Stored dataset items
--- Start ---

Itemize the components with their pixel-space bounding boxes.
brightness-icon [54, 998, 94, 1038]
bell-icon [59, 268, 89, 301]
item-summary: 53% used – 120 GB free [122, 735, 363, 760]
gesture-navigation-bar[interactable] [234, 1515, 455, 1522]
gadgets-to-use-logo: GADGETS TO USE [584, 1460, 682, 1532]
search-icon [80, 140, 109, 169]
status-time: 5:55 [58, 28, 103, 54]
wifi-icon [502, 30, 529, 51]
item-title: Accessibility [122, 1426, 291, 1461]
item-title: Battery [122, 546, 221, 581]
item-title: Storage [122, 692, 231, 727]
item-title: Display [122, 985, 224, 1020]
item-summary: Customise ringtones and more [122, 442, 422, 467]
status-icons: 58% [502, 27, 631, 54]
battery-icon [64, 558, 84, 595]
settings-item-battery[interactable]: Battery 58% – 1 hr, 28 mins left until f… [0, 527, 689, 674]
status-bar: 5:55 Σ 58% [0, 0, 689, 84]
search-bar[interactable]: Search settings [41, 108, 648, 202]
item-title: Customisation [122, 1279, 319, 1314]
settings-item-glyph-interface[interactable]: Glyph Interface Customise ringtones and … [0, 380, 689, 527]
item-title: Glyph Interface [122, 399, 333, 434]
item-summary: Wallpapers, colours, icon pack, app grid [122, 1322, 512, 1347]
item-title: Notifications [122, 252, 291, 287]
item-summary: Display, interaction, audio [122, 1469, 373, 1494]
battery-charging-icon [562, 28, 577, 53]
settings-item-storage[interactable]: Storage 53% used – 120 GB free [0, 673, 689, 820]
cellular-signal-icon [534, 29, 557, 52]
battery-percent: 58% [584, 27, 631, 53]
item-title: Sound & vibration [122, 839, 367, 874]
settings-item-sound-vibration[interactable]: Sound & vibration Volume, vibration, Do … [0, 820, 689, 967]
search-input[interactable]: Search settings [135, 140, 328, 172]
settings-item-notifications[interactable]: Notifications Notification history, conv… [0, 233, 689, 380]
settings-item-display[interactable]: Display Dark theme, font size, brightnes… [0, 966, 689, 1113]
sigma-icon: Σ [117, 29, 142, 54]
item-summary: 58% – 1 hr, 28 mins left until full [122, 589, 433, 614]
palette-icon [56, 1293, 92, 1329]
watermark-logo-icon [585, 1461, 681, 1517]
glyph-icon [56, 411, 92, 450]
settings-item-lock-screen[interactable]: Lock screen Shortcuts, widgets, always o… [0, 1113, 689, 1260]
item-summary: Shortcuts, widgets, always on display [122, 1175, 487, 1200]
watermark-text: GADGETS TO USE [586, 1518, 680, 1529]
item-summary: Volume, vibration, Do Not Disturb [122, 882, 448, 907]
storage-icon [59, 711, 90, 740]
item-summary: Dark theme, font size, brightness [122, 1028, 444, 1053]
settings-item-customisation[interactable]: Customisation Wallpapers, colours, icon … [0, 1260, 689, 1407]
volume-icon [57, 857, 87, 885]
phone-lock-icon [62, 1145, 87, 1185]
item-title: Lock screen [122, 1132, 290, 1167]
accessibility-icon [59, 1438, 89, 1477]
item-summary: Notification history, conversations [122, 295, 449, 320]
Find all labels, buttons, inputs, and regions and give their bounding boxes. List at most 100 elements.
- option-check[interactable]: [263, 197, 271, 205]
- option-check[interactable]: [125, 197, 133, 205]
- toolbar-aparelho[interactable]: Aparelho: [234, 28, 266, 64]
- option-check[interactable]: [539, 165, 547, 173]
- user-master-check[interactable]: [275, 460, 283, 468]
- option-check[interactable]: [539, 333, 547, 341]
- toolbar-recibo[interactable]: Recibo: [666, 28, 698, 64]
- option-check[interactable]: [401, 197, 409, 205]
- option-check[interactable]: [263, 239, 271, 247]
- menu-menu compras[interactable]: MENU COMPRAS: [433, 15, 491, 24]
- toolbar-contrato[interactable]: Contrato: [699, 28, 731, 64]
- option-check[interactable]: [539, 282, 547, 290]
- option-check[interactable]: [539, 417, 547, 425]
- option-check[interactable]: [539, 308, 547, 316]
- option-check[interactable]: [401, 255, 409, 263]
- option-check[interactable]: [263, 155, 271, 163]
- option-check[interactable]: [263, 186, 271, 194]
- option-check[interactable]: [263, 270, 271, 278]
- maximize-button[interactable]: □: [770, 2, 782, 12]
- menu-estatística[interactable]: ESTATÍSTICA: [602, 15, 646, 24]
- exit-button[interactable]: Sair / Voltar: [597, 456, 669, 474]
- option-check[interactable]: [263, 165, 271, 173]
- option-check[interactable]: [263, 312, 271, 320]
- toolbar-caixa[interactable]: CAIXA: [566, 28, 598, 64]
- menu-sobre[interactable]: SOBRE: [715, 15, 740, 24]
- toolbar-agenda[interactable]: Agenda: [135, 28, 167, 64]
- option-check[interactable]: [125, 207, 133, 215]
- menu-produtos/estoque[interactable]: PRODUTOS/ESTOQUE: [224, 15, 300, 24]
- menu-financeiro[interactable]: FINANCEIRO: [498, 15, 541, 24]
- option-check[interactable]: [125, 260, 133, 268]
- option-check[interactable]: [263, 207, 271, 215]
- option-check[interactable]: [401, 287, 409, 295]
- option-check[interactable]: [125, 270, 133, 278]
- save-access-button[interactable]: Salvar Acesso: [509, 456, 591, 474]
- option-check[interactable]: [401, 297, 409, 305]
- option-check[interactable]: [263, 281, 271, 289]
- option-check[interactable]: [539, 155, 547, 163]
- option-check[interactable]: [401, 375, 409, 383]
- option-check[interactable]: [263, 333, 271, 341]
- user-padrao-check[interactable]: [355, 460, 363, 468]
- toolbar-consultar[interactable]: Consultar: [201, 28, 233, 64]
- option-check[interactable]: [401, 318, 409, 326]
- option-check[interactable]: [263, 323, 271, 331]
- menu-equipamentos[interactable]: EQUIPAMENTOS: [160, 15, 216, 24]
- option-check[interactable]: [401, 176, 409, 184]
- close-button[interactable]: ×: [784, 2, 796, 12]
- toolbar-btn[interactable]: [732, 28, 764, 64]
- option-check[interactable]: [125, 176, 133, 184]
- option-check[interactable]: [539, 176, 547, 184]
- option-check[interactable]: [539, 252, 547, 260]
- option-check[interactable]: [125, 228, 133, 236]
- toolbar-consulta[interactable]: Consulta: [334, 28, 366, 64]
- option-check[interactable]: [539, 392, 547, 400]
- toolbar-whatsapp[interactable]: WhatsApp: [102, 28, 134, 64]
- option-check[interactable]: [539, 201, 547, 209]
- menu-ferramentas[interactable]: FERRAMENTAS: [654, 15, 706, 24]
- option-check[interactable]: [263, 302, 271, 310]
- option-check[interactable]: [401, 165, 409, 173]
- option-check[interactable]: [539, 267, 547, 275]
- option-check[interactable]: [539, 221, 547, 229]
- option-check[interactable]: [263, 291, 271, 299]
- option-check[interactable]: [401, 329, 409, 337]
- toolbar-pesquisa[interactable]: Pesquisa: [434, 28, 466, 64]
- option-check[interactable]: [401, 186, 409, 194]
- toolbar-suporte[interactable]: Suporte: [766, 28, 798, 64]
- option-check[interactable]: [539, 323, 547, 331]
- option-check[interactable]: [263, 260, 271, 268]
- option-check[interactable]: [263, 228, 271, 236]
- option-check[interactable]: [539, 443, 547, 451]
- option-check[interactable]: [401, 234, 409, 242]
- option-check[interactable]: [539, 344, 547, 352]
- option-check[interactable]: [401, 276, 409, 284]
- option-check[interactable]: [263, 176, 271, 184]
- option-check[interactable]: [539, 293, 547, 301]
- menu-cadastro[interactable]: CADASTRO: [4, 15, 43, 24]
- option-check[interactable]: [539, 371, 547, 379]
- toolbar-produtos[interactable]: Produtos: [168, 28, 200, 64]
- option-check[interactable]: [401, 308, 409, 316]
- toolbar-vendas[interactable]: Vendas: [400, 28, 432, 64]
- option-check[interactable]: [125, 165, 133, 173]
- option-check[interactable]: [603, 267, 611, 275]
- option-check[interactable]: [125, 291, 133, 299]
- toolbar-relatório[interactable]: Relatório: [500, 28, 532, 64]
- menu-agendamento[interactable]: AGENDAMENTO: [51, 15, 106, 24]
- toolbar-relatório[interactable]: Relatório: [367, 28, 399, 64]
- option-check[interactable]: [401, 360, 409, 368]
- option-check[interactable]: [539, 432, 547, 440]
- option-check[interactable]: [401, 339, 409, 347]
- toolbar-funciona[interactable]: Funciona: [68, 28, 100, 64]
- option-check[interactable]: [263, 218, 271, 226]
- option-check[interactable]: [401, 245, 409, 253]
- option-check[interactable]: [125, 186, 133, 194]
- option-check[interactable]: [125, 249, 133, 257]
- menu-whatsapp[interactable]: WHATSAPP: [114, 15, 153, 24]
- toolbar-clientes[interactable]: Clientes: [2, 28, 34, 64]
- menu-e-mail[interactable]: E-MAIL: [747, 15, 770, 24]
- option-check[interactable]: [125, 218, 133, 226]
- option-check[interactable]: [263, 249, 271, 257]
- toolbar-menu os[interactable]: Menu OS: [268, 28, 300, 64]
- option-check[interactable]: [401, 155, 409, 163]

--- End ---

* Exercise requirements: Copy out, word for word, the lines of material from its very first line through the line containing "item-title: Display [122, 985, 224, 1020]", including both of those lines.

* Answer below:
Itemize the components with their pixel-space bounding boxes.
brightness-icon [54, 998, 94, 1038]
bell-icon [59, 268, 89, 301]
item-summary: 53% used – 120 GB free [122, 735, 363, 760]
gesture-navigation-bar[interactable] [234, 1515, 455, 1522]
gadgets-to-use-logo: GADGETS TO USE [584, 1460, 682, 1532]
search-icon [80, 140, 109, 169]
status-time: 5:55 [58, 28, 103, 54]
wifi-icon [502, 30, 529, 51]
item-title: Accessibility [122, 1426, 291, 1461]
item-title: Battery [122, 546, 221, 581]
item-title: Storage [122, 692, 231, 727]
item-title: Display [122, 985, 224, 1020]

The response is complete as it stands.